__What the exercise asks__:
Print every row below word for word, without altering, omitting, or reordering anything.

__Records__:
╭──

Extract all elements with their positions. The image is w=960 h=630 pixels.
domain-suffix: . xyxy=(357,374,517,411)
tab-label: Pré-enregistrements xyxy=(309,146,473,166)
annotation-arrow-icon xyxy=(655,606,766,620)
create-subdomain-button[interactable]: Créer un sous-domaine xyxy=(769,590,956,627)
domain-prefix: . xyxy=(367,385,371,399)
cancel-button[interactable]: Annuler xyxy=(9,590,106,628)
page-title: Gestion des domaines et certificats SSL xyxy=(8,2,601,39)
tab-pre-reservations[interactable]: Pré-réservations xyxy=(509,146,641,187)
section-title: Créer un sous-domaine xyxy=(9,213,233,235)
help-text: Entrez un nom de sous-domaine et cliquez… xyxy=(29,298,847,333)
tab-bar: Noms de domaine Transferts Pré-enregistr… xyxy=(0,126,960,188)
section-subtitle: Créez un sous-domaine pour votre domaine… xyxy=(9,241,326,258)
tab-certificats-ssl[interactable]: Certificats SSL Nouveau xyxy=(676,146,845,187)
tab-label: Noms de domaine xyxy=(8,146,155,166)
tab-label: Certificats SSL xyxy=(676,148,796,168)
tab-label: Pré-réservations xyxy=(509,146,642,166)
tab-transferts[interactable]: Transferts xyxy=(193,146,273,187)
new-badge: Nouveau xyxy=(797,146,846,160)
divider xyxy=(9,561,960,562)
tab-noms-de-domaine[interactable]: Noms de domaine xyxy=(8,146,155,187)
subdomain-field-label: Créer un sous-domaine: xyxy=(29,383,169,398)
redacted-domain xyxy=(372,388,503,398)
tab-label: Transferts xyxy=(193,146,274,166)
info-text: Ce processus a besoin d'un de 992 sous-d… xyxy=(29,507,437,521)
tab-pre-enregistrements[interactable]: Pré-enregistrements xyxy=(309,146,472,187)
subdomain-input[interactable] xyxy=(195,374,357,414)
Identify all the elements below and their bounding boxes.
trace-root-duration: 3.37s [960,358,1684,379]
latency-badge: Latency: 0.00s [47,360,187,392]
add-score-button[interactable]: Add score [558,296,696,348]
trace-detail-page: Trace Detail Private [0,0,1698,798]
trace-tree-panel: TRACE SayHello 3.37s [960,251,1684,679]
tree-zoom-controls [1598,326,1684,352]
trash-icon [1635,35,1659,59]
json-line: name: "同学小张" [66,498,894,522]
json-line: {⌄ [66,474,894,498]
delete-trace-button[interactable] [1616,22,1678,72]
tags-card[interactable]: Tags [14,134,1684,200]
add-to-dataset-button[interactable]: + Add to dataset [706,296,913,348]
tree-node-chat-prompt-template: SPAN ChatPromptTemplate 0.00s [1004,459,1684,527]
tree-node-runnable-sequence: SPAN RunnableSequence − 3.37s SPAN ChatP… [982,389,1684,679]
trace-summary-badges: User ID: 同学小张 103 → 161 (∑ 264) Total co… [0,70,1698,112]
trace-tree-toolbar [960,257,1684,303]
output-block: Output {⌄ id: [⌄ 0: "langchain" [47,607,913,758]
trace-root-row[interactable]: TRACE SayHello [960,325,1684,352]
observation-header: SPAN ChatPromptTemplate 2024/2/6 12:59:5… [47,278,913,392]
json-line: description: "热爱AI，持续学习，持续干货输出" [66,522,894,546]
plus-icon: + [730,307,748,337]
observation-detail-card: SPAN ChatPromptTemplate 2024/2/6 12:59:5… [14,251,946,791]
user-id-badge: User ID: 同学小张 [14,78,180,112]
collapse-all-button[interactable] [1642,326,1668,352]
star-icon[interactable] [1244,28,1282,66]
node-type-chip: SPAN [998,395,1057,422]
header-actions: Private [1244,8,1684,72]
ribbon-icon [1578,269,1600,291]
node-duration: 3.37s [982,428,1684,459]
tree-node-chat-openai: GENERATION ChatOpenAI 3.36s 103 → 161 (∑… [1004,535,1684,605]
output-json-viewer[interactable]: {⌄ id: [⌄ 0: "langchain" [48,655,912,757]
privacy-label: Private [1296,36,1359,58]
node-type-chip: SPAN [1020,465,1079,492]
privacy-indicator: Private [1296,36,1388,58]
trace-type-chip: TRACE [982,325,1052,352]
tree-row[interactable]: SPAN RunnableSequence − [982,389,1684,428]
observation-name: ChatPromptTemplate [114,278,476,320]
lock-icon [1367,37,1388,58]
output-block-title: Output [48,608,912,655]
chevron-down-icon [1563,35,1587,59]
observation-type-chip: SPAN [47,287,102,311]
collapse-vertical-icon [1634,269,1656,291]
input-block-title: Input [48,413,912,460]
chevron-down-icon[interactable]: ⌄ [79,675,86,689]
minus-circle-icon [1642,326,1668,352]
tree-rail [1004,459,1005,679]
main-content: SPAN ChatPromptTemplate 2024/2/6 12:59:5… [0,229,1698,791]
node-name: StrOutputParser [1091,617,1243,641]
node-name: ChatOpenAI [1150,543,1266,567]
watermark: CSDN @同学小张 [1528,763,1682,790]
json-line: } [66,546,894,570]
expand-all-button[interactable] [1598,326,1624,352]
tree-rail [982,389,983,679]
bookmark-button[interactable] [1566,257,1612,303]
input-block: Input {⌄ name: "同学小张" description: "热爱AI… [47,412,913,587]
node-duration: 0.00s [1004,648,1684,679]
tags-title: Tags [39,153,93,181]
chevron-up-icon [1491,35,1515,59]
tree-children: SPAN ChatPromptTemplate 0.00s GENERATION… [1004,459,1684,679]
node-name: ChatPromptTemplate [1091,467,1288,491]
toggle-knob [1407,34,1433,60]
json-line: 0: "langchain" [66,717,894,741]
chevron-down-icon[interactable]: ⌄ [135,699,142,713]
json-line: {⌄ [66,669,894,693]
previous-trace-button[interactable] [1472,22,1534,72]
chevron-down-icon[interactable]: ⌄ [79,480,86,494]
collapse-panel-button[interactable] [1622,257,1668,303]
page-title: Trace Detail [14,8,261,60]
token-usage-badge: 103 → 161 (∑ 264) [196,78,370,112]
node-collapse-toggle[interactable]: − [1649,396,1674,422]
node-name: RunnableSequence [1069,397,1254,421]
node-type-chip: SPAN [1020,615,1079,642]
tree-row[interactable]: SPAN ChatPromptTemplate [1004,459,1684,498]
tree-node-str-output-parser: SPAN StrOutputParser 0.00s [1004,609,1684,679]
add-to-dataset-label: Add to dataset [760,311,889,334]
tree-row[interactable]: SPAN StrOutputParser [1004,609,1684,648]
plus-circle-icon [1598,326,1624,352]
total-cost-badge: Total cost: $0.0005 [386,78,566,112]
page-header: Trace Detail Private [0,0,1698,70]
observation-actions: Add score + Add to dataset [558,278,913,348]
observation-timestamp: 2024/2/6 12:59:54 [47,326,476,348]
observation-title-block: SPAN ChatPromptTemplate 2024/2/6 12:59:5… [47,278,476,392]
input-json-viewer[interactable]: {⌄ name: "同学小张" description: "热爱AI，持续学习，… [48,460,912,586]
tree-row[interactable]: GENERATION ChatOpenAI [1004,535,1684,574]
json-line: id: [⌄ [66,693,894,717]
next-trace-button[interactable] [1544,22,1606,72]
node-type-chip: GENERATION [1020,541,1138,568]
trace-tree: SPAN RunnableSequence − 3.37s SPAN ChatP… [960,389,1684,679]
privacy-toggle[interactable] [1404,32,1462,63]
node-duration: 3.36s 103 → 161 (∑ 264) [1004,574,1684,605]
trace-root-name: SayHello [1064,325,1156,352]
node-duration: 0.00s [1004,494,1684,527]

╰──

__Task output__:
Extract all elements with their positions. The image is w=960 h=630 pixels.
domain-suffix: . xyxy=(357,374,517,411)
tab-label: Pré-enregistrements xyxy=(309,146,473,166)
annotation-arrow-icon xyxy=(655,606,766,620)
create-subdomain-button[interactable]: Créer un sous-domaine xyxy=(769,590,956,627)
domain-prefix: . xyxy=(367,385,371,399)
cancel-button[interactable]: Annuler xyxy=(9,590,106,628)
page-title: Gestion des domaines et certificats SSL xyxy=(8,2,601,39)
tab-pre-reservations[interactable]: Pré-réservations xyxy=(509,146,641,187)
section-title: Créer un sous-domaine xyxy=(9,213,233,235)
help-text: Entrez un nom de sous-domaine et cliquez… xyxy=(29,298,847,333)
tab-bar: Noms de domaine Transferts Pré-enregistr… xyxy=(0,126,960,188)
section-subtitle: Créez un sous-domaine pour votre domaine… xyxy=(9,241,326,258)
tab-certificats-ssl[interactable]: Certificats SSL Nouveau xyxy=(676,146,845,187)
tab-label: Noms de domaine xyxy=(8,146,155,166)
tab-label: Certificats SSL xyxy=(676,148,796,168)
tab-label: Pré-réservations xyxy=(509,146,642,166)
tab-transferts[interactable]: Transferts xyxy=(193,146,273,187)
new-badge: Nouveau xyxy=(797,146,846,160)
divider xyxy=(9,561,960,562)
tab-noms-de-domaine[interactable]: Noms de domaine xyxy=(8,146,155,187)
subdomain-field-label: Créer un sous-domaine: xyxy=(29,383,169,398)
redacted-domain xyxy=(372,388,503,398)
tab-label: Transferts xyxy=(193,146,274,166)
info-text: Ce processus a besoin d'un de 992 sous-d… xyxy=(29,507,437,521)
tab-pre-enregistrements[interactable]: Pré-enregistrements xyxy=(309,146,472,187)
subdomain-input[interactable] xyxy=(195,374,357,414)
Identify all the elements below and their bounding boxes.
trace-root-duration: 3.37s [960,358,1684,379]
latency-badge: Latency: 0.00s [47,360,187,392]
add-score-button[interactable]: Add score [558,296,696,348]
trace-detail-page: Trace Detail Private [0,0,1698,798]
trace-tree-panel: TRACE SayHello 3.37s [960,251,1684,679]
tree-zoom-controls [1598,326,1684,352]
trash-icon [1635,35,1659,59]
json-line: name: "同学小张" [66,498,894,522]
json-line: {⌄ [66,474,894,498]
delete-trace-button[interactable] [1616,22,1678,72]
tags-card[interactable]: Tags [14,134,1684,200]
add-to-dataset-button[interactable]: + Add to dataset [706,296,913,348]
tree-node-chat-prompt-template: SPAN ChatPromptTemplate 0.00s [1004,459,1684,527]
tree-node-runnable-sequence: SPAN RunnableSequence − 3.37s SPAN ChatP… [982,389,1684,679]
trace-summary-badges: User ID: 同学小张 103 → 161 (∑ 264) Total co… [0,70,1698,112]
trace-tree-toolbar [960,257,1684,303]
output-block: Output {⌄ id: [⌄ 0: "langchain" [47,607,913,758]
trace-root-row[interactable]: TRACE SayHello [960,325,1684,352]
observation-header: SPAN ChatPromptTemplate 2024/2/6 12:59:5… [47,278,913,392]
json-line: description: "热爱AI，持续学习，持续干货输出" [66,522,894,546]
plus-icon: + [730,307,748,337]
observation-detail-card: SPAN ChatPromptTemplate 2024/2/6 12:59:5… [14,251,946,791]
user-id-badge: User ID: 同学小张 [14,78,180,112]
collapse-all-button[interactable] [1642,326,1668,352]
star-icon[interactable] [1244,28,1282,66]
node-type-chip: SPAN [998,395,1057,422]
header-actions: Private [1244,8,1684,72]
ribbon-icon [1578,269,1600,291]
node-duration: 3.37s [982,428,1684,459]
tree-node-chat-openai: GENERATION ChatOpenAI 3.36s 103 → 161 (∑… [1004,535,1684,605]
output-json-viewer[interactable]: {⌄ id: [⌄ 0: "langchain" [48,655,912,757]
privacy-label: Private [1296,36,1359,58]
node-type-chip: SPAN [1020,465,1079,492]
privacy-indicator: Private [1296,36,1388,58]
trace-type-chip: TRACE [982,325,1052,352]
tree-row[interactable]: SPAN RunnableSequence − [982,389,1684,428]
observation-name: ChatPromptTemplate [114,278,476,320]
lock-icon [1367,37,1388,58]
output-block-title: Output [48,608,912,655]
chevron-down-icon [1563,35,1587,59]
observation-type-chip: SPAN [47,287,102,311]
collapse-vertical-icon [1634,269,1656,291]
input-block-title: Input [48,413,912,460]
chevron-down-icon[interactable]: ⌄ [79,675,86,689]
minus-circle-icon [1642,326,1668,352]
tree-rail [1004,459,1005,679]
main-content: SPAN ChatPromptTemplate 2024/2/6 12:59:5… [0,229,1698,791]
node-name: StrOutputParser [1091,617,1243,641]
node-name: ChatOpenAI [1150,543,1266,567]
watermark: CSDN @同学小张 [1528,763,1682,790]
json-line: } [66,546,894,570]
expand-all-button[interactable] [1598,326,1624,352]
tree-rail [982,389,983,679]
bookmark-button[interactable] [1566,257,1612,303]
input-block: Input {⌄ name: "同学小张" description: "热爱AI… [47,412,913,587]
node-duration: 0.00s [1004,648,1684,679]
tags-title: Tags [39,153,93,181]
chevron-up-icon [1491,35,1515,59]
tree-children: SPAN ChatPromptTemplate 0.00s GENERATION… [1004,459,1684,679]
node-name: ChatPromptTemplate [1091,467,1288,491]
toggle-knob [1407,34,1433,60]
json-line: 0: "langchain" [66,717,894,741]
chevron-down-icon[interactable]: ⌄ [135,699,142,713]
json-line: {⌄ [66,669,894,693]
previous-trace-button[interactable] [1472,22,1534,72]
chevron-down-icon[interactable]: ⌄ [79,480,86,494]
collapse-panel-button[interactable] [1622,257,1668,303]
page-title: Trace Detail [14,8,261,60]
token-usage-badge: 103 → 161 (∑ 264) [196,78,370,112]
node-collapse-toggle[interactable]: − [1649,396,1674,422]
node-name: RunnableSequence [1069,397,1254,421]
node-type-chip: SPAN [1020,615,1079,642]
tree-row[interactable]: SPAN ChatPromptTemplate [1004,459,1684,498]
tree-node-str-output-parser: SPAN StrOutputParser 0.00s [1004,609,1684,679]
add-to-dataset-label: Add to dataset [760,311,889,334]
tree-row[interactable]: SPAN StrOutputParser [1004,609,1684,648]
plus-circle-icon [1598,326,1624,352]
total-cost-badge: Total cost: $0.0005 [386,78,566,112]
page-header: Trace Detail Private [0,0,1698,70]
observation-actions: Add score + Add to dataset [558,278,913,348]
observation-timestamp: 2024/2/6 12:59:54 [47,326,476,348]
observation-title-block: SPAN ChatPromptTemplate 2024/2/6 12:59:5… [47,278,476,392]
input-json-viewer[interactable]: {⌄ name: "同学小张" description: "热爱AI，持续学习，… [48,460,912,586]
tree-row[interactable]: GENERATION ChatOpenAI [1004,535,1684,574]
json-line: id: [⌄ [66,693,894,717]
next-trace-button[interactable] [1544,22,1606,72]
node-type-chip: GENERATION [1020,541,1138,568]
trace-tree: SPAN RunnableSequence − 3.37s SPAN ChatP… [960,389,1684,679]
privacy-toggle[interactable] [1404,32,1462,63]
node-duration: 3.36s 103 → 161 (∑ 264) [1004,574,1684,605]
trace-root-name: SayHello [1064,325,1156,352]
node-duration: 0.00s [1004,494,1684,527]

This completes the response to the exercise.